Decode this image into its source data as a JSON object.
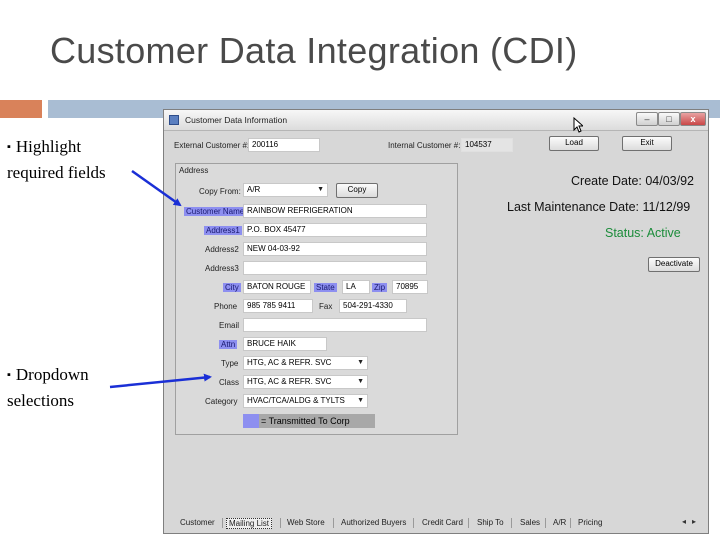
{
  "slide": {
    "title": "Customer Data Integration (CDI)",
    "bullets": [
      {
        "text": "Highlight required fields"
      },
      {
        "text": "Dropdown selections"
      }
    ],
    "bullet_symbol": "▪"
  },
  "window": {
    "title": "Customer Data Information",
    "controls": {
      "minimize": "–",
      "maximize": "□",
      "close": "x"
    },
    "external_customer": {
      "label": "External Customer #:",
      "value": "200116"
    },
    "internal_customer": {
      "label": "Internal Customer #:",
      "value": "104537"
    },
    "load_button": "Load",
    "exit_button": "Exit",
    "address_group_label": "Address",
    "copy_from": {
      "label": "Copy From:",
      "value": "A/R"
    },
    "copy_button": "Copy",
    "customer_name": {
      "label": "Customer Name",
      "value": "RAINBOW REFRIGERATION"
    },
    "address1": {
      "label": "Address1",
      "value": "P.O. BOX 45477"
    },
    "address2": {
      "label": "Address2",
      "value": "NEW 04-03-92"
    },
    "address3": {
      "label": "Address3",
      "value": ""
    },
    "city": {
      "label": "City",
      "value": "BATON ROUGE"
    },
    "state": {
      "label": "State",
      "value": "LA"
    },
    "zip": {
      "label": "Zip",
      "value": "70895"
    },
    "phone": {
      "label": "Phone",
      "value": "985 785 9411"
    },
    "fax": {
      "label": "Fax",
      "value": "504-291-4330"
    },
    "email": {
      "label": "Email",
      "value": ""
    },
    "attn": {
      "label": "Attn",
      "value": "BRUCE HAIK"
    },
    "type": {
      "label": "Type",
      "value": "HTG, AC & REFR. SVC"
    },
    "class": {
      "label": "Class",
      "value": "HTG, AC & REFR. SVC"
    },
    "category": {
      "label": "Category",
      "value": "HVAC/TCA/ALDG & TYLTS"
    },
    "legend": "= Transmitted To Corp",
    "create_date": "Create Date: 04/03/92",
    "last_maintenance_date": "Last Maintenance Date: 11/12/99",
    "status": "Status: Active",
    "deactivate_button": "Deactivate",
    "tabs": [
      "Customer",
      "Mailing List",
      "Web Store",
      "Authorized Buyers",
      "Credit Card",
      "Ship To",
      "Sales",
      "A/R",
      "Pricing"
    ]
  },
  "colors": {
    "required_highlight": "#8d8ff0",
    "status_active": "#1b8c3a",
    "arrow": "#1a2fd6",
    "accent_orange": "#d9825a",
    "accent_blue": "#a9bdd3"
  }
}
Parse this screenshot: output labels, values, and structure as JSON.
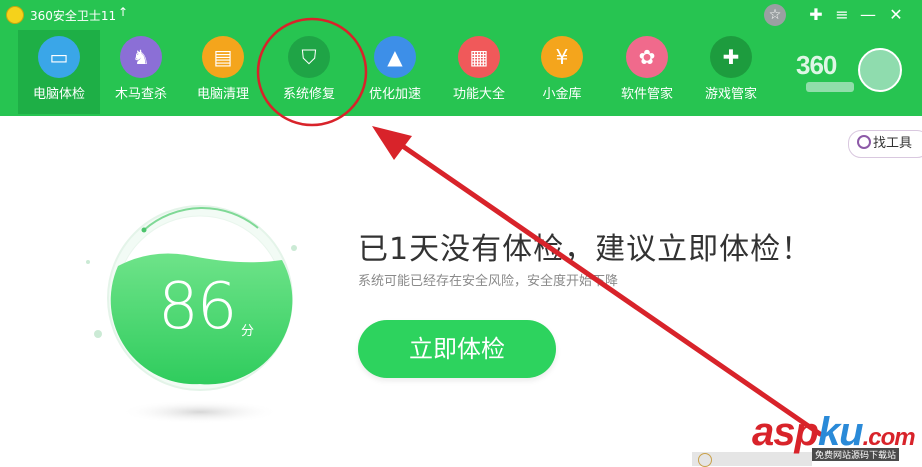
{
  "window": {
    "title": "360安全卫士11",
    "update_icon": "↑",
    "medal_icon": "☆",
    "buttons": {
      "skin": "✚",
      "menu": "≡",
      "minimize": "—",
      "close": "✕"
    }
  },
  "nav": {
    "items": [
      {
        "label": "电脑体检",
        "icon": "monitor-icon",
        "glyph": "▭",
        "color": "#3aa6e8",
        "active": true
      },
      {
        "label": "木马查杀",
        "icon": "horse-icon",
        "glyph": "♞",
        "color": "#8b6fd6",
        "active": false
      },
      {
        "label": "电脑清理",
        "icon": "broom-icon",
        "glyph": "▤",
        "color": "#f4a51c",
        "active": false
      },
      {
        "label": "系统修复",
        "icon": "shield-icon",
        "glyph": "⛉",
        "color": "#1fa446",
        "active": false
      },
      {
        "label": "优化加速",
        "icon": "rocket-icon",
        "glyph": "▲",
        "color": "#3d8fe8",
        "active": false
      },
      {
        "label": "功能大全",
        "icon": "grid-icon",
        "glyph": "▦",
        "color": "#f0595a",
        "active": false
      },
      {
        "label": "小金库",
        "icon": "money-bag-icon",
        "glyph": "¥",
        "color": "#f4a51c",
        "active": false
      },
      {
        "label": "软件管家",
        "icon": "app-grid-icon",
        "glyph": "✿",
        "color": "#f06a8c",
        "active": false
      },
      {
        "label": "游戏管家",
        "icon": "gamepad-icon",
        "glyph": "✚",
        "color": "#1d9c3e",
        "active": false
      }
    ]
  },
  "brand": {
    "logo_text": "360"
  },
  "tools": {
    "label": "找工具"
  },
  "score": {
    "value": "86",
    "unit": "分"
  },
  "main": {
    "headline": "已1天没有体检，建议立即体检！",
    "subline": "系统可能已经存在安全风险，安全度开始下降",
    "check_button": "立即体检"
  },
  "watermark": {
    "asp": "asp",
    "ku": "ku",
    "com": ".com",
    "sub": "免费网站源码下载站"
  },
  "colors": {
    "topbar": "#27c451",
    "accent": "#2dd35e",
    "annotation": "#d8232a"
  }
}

--

» **To do**
Can you retype every record above exactly, leaving out the pictures?

» **Finished task**
Decode this image into its source data as a JSON object.
{
  "slide": {
    "title": "Customer Data Integration (CDI)",
    "bullets": [
      {
        "text": "Highlight required fields"
      },
      {
        "text": "Dropdown selections"
      }
    ],
    "bullet_symbol": "▪"
  },
  "window": {
    "title": "Customer Data Information",
    "controls": {
      "minimize": "–",
      "maximize": "□",
      "close": "x"
    },
    "external_customer": {
      "label": "External Customer #:",
      "value": "200116"
    },
    "internal_customer": {
      "label": "Internal Customer #:",
      "value": "104537"
    },
    "load_button": "Load",
    "exit_button": "Exit",
    "address_group_label": "Address",
    "copy_from": {
      "label": "Copy From:",
      "value": "A/R"
    },
    "copy_button": "Copy",
    "customer_name": {
      "label": "Customer Name",
      "value": "RAINBOW REFRIGERATION"
    },
    "address1": {
      "label": "Address1",
      "value": "P.O. BOX 45477"
    },
    "address2": {
      "label": "Address2",
      "value": "NEW 04-03-92"
    },
    "address3": {
      "label": "Address3",
      "value": ""
    },
    "city": {
      "label": "City",
      "value": "BATON ROUGE"
    },
    "state": {
      "label": "State",
      "value": "LA"
    },
    "zip": {
      "label": "Zip",
      "value": "70895"
    },
    "phone": {
      "label": "Phone",
      "value": "985 785 9411"
    },
    "fax": {
      "label": "Fax",
      "value": "504-291-4330"
    },
    "email": {
      "label": "Email",
      "value": ""
    },
    "attn": {
      "label": "Attn",
      "value": "BRUCE HAIK"
    },
    "type": {
      "label": "Type",
      "value": "HTG, AC & REFR. SVC"
    },
    "class": {
      "label": "Class",
      "value": "HTG, AC & REFR. SVC"
    },
    "category": {
      "label": "Category",
      "value": "HVAC/TCA/ALDG & TYLTS"
    },
    "legend": "= Transmitted To Corp",
    "create_date": "Create Date: 04/03/92",
    "last_maintenance_date": "Last Maintenance Date: 11/12/99",
    "status": "Status: Active",
    "deactivate_button": "Deactivate",
    "tabs": [
      "Customer",
      "Mailing List",
      "Web Store",
      "Authorized Buyers",
      "Credit Card",
      "Ship To",
      "Sales",
      "A/R",
      "Pricing"
    ]
  },
  "colors": {
    "required_highlight": "#8d8ff0",
    "status_active": "#1b8c3a",
    "arrow": "#1a2fd6",
    "accent_orange": "#d9825a",
    "accent_blue": "#a9bdd3"
  }
}
Parse this screenshot: output labels, values, and structure as JSON.
{
  "window": {
    "title": "360安全卫士11",
    "update_icon": "↑",
    "medal_icon": "☆",
    "buttons": {
      "skin": "✚",
      "menu": "≡",
      "minimize": "—",
      "close": "✕"
    }
  },
  "nav": {
    "items": [
      {
        "label": "电脑体检",
        "icon": "monitor-icon",
        "glyph": "▭",
        "color": "#3aa6e8",
        "active": true
      },
      {
        "label": "木马查杀",
        "icon": "horse-icon",
        "glyph": "♞",
        "color": "#8b6fd6",
        "active": false
      },
      {
        "label": "电脑清理",
        "icon": "broom-icon",
        "glyph": "▤",
        "color": "#f4a51c",
        "active": false
      },
      {
        "label": "系统修复",
        "icon": "shield-icon",
        "glyph": "⛉",
        "color": "#1fa446",
        "active": false
      },
      {
        "label": "优化加速",
        "icon": "rocket-icon",
        "glyph": "▲",
        "color": "#3d8fe8",
        "active": false
      },
      {
        "label": "功能大全",
        "icon": "grid-icon",
        "glyph": "▦",
        "color": "#f0595a",
        "active": false
      },
      {
        "label": "小金库",
        "icon": "money-bag-icon",
        "glyph": "¥",
        "color": "#f4a51c",
        "active": false
      },
      {
        "label": "软件管家",
        "icon": "app-grid-icon",
        "glyph": "✿",
        "color": "#f06a8c",
        "active": false
      },
      {
        "label": "游戏管家",
        "icon": "gamepad-icon",
        "glyph": "✚",
        "color": "#1d9c3e",
        "active": false
      }
    ]
  },
  "brand": {
    "logo_text": "360"
  },
  "tools": {
    "label": "找工具"
  },
  "score": {
    "value": "86",
    "unit": "分"
  },
  "main": {
    "headline": "已1天没有体检，建议立即体检！",
    "subline": "系统可能已经存在安全风险，安全度开始下降",
    "check_button": "立即体检"
  },
  "watermark": {
    "asp": "asp",
    "ku": "ku",
    "com": ".com",
    "sub": "免费网站源码下载站"
  },
  "colors": {
    "topbar": "#27c451",
    "accent": "#2dd35e",
    "annotation": "#d8232a"
  }
}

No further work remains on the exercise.